In rechtlicher Hinsicht führte das Erstgericht aus, daß in den aufgekundigten Bestandräumen seit dem Jahre 1968 eine regelmäßige geschäftliche Tätigkeit nicht mehr stattfinde. Die Tatsache, daß sich die Beklagte fallweise in diesen Räumlichkeiten aufhalte und dabei Arbeiten an Lampenschirmen, die sie in ihrem Geschäft am R-Weg verkaufte, vornehme, könne ein schutzwürdiges Interesse an der Aufrechterhaltung des Mietverhältnisses nicht begrunden, weil sich diese Tätigkeiten ebensogut im Verkaufslokal am R-Weg durchführen ließen.

Das Berufungsgericht gab der von der Beklagten erhobenen Berufung Folge und hob in Abänderung des Ersturteils die Aufkündigung als rechtsunwirksam auf. Das Erstgericht habe zwar richtig erkannt, daß es beim Kündigungsgrund nach § 19 Abs 2 Z 14 MG nicht auf die Intensität der geschäftlichen Betätigung in den aufgekundigten Geschäftsräumen, sondern auf deren Regelmäßigkeit ankomme, doch sei übersehen worden, daß die Benützung eines Bestandobjektes als Lager- oder Aufbewahrungsraum für ein lebendes Unternehmen - diesfalls die Lagerung der für die Lampenschirmerzeugung der Beklagten erforderlichen Gestelle und Stoffe - als eine regelmäßige geschäftliche Betätigung beurteilt werden müsse.

Die Revision der Kläger gegen dieses Urteil blieb ohne Erfolg.

■ **AUSZÜGE DER ZEILEN**:
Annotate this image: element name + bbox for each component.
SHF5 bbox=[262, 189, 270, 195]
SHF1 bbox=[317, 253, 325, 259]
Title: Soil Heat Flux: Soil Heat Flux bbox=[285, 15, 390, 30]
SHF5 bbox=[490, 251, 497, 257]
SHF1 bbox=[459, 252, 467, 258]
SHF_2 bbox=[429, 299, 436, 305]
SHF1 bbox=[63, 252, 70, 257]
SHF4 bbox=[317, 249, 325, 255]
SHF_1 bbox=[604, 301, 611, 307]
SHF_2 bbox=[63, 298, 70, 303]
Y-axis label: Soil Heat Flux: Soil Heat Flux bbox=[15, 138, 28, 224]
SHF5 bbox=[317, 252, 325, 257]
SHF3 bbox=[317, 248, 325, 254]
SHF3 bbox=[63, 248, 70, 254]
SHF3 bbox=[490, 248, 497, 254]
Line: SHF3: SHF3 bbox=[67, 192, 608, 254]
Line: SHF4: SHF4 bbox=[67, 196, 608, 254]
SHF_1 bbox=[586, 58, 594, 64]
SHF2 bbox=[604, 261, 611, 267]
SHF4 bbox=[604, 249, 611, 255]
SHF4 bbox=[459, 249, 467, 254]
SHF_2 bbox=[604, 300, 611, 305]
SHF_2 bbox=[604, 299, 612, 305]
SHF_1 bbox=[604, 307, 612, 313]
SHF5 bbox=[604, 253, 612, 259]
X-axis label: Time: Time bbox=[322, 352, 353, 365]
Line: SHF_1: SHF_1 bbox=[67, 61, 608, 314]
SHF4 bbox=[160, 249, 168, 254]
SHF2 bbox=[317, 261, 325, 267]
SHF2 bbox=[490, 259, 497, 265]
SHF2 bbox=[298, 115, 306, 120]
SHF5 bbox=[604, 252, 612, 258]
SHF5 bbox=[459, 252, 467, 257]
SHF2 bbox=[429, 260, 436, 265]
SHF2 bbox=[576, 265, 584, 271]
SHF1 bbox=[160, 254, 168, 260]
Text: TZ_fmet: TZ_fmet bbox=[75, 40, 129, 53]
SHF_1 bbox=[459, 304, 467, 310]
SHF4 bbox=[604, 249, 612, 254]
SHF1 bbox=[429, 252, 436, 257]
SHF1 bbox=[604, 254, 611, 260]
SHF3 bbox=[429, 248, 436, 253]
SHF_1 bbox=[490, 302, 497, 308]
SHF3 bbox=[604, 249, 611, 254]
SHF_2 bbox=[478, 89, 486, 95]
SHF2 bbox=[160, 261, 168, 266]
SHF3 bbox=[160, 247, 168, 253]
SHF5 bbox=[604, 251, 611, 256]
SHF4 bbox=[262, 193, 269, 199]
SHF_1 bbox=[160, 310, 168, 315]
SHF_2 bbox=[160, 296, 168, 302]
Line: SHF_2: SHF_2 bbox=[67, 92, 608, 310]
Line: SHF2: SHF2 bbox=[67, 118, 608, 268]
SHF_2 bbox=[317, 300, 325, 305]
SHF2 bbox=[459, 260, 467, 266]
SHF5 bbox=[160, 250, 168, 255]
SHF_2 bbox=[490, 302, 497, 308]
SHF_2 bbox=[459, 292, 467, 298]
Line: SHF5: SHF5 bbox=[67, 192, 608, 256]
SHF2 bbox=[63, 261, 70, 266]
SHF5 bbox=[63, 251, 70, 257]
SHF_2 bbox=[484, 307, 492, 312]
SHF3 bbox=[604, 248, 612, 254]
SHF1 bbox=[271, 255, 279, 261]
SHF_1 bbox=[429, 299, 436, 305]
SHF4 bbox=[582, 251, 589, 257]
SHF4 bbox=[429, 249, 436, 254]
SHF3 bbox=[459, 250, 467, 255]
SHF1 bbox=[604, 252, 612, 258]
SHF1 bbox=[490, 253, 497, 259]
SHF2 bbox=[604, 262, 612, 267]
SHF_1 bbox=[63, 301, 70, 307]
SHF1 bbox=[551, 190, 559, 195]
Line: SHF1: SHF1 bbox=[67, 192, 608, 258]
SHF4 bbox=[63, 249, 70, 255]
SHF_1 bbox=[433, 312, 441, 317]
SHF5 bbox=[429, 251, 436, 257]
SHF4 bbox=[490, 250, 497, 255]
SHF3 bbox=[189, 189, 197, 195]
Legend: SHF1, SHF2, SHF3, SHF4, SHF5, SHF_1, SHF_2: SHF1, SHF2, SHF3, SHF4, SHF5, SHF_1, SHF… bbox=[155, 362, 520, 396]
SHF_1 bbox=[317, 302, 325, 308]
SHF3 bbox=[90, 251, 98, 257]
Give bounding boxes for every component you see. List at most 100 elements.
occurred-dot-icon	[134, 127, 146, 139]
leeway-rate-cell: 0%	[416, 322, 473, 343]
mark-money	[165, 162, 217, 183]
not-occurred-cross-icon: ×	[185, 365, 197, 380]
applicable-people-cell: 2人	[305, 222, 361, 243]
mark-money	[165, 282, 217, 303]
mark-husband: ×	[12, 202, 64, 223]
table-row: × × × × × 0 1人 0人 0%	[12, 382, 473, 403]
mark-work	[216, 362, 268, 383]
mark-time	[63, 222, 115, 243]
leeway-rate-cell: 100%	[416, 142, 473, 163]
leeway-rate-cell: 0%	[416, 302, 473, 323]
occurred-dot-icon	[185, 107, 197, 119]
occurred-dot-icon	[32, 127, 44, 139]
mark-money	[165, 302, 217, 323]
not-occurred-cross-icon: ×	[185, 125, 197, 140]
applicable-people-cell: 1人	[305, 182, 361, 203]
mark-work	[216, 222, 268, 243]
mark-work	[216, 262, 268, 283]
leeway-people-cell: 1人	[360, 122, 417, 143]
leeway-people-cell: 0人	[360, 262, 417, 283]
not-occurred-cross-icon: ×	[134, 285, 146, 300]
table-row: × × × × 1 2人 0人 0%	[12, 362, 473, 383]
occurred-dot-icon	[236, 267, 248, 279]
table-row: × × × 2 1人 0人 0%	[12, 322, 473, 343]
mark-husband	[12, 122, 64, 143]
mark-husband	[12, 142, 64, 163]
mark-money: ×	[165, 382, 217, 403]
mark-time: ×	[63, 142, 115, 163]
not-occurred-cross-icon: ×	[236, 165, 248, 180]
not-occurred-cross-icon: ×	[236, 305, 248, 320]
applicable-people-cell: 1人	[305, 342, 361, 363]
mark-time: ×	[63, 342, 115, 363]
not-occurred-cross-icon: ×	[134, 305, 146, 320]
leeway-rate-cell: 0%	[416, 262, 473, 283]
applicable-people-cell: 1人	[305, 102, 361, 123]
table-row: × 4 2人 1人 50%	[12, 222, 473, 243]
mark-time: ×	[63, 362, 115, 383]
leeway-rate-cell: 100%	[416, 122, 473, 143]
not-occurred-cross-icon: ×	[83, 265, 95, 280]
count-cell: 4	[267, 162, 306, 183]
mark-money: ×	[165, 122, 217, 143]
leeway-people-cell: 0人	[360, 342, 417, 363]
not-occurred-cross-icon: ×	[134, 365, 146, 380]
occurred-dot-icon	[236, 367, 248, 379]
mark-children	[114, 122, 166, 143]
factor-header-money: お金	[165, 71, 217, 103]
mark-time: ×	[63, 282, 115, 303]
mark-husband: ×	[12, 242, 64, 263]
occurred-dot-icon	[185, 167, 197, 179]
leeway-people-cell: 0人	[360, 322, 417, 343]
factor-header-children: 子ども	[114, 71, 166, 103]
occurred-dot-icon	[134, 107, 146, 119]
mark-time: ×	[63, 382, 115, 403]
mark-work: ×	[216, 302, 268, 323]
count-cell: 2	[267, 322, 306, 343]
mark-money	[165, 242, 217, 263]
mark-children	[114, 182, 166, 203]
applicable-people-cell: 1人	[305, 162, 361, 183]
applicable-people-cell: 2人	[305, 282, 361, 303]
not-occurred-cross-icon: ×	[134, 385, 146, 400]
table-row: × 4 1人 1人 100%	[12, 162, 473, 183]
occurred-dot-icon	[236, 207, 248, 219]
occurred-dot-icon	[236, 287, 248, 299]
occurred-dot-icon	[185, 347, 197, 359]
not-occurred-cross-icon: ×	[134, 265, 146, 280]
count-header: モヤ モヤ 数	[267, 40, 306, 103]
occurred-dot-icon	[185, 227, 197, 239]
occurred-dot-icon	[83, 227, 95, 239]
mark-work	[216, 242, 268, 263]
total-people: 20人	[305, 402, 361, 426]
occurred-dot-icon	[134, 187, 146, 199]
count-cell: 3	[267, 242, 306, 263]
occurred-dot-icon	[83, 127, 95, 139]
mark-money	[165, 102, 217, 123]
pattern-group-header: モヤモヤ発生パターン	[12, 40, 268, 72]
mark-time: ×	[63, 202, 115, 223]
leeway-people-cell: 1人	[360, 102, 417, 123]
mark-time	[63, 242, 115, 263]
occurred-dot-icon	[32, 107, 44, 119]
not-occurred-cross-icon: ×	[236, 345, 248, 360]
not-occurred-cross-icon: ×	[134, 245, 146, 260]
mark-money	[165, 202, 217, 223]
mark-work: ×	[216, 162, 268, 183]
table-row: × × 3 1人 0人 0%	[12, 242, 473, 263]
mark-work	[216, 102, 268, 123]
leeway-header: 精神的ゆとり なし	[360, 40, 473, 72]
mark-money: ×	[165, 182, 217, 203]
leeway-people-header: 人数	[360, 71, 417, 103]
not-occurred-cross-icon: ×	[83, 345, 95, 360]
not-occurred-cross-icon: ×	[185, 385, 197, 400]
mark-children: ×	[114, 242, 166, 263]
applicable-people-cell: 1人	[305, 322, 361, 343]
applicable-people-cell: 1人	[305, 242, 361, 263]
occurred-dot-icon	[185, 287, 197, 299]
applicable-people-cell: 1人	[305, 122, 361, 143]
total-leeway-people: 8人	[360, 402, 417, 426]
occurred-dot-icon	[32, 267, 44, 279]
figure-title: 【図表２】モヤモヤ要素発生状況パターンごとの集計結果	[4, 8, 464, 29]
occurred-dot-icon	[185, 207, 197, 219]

■ **ZU LÖSENDE AUFGABEN**:
#1 Beantworte zum Quelltext:
(a) Seit welchem Jahr findet laut Erstgericht in den aufgekündigten Bestandräumen keine regelmäßige geschäftliche Tätigkeit mehr statt?
(b) Was wird nach Ansicht des Berufungsgerichts in dem Bestandobjekt gelagert?
(c) Mit welchem Ergebnis endete die Revision der Kläger?
#2 Gib aus dem Quelltext den Abschnitt wortgetreu aus, der mit „Das Berufungsgericht gab“ beginnt und mit „beurteilt werden müsse.“ endet.
Die Zeilen braucht man zum Lösen der Aufgaben nicht.

■ **ANTWORTEN JE AUFGABE**:
#1
(a) Seit dem Jahre 1968.
(b) Die für die Lampenschirmerzeugung der Beklagten erforderlichen Gestelle und Stoffe.
(c) Sie blieb ohne Erfolg.

#2
Das Berufungsgericht gab der von der Beklagten erhobenen Berufung Folge und hob in Abänderung des Ersturteils die Aufkündigung als rechtsunwirksam auf. Das Erstgericht habe zwar richtig erkannt, daß es beim Kündigungsgrund nach § 19 Abs 2 Z 14 MG nicht auf die Intensität der geschäftlichen Betätigung in den aufgekundigten Geschäftsräumen, sondern auf deren Regelmäßigkeit ankomme, doch sei übersehen worden, daß die Benützung eines Bestandobjektes als Lager- oder Aufbewahrungsraum für ein lebendes Unternehmen - diesfalls die Lagerung der für die Lampenschirmerzeugung der Beklagten erforderlichen Gestelle und Stoffe - als eine regelmäßige geschäftliche Betätigung beurteilt werden müsse.